• Exercise details:
Go through the listing below and list every line with "ТОПАС".
· · ·
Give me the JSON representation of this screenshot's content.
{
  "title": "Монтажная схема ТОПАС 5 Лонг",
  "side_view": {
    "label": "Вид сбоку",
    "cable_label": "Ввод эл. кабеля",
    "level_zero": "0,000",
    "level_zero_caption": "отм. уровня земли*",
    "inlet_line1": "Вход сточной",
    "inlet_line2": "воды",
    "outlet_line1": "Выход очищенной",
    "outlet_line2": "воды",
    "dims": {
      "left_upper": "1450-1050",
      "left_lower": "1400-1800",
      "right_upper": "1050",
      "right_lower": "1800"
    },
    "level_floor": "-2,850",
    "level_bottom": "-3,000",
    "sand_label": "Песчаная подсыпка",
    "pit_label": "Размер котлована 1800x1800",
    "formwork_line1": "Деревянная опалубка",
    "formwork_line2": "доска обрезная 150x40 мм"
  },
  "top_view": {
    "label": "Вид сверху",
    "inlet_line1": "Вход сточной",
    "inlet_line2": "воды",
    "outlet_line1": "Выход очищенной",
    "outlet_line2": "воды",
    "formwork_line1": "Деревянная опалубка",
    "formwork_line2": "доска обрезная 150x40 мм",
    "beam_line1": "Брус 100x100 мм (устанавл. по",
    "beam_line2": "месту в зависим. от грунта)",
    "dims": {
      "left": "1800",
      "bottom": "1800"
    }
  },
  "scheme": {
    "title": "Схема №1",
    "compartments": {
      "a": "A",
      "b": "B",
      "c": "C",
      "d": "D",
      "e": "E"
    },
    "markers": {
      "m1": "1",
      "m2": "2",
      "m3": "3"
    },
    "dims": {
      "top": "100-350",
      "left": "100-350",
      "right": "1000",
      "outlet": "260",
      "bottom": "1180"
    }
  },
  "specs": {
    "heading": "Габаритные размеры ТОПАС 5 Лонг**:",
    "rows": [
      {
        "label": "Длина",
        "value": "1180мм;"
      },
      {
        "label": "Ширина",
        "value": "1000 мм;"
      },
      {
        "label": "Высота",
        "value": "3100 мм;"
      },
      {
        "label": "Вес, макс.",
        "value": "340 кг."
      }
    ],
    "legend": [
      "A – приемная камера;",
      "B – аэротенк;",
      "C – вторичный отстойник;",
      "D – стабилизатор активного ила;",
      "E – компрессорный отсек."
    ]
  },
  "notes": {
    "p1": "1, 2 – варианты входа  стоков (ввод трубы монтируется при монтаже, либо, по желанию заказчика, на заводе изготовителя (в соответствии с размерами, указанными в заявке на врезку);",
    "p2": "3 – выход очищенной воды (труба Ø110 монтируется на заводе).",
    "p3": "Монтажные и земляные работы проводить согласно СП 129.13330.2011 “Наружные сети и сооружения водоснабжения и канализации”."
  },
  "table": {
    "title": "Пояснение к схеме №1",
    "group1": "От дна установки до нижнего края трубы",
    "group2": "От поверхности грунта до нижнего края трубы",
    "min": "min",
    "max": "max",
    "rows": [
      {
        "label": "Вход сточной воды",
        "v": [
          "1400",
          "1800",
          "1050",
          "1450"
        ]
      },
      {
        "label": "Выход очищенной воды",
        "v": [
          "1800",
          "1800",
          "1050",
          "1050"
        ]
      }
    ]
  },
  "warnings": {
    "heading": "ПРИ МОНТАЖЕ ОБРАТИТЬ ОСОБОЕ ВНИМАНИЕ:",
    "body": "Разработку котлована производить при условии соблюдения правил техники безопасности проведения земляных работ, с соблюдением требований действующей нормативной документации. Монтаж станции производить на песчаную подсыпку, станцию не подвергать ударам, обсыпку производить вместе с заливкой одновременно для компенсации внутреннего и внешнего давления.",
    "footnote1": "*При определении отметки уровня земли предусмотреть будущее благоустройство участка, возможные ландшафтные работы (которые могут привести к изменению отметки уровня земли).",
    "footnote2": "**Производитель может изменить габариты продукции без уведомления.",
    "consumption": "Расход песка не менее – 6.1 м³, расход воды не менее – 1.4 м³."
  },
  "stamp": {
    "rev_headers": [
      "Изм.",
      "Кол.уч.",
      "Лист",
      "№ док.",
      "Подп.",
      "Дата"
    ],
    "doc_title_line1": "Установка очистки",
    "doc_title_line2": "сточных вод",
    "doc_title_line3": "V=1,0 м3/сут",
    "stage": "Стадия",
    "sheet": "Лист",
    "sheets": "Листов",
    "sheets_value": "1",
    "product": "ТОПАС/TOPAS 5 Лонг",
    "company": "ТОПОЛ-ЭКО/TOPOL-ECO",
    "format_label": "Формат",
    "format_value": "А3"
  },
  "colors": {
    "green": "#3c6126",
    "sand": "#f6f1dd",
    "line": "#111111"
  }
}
· · ·
• Complete output:
  "title": "Монтажная схема ТОПАС 5 Лонг",
    "heading": "Габаритные размеры ТОПАС 5 Лонг**:",
    "product": "ТОПАС/TOPAS 5 Лонг",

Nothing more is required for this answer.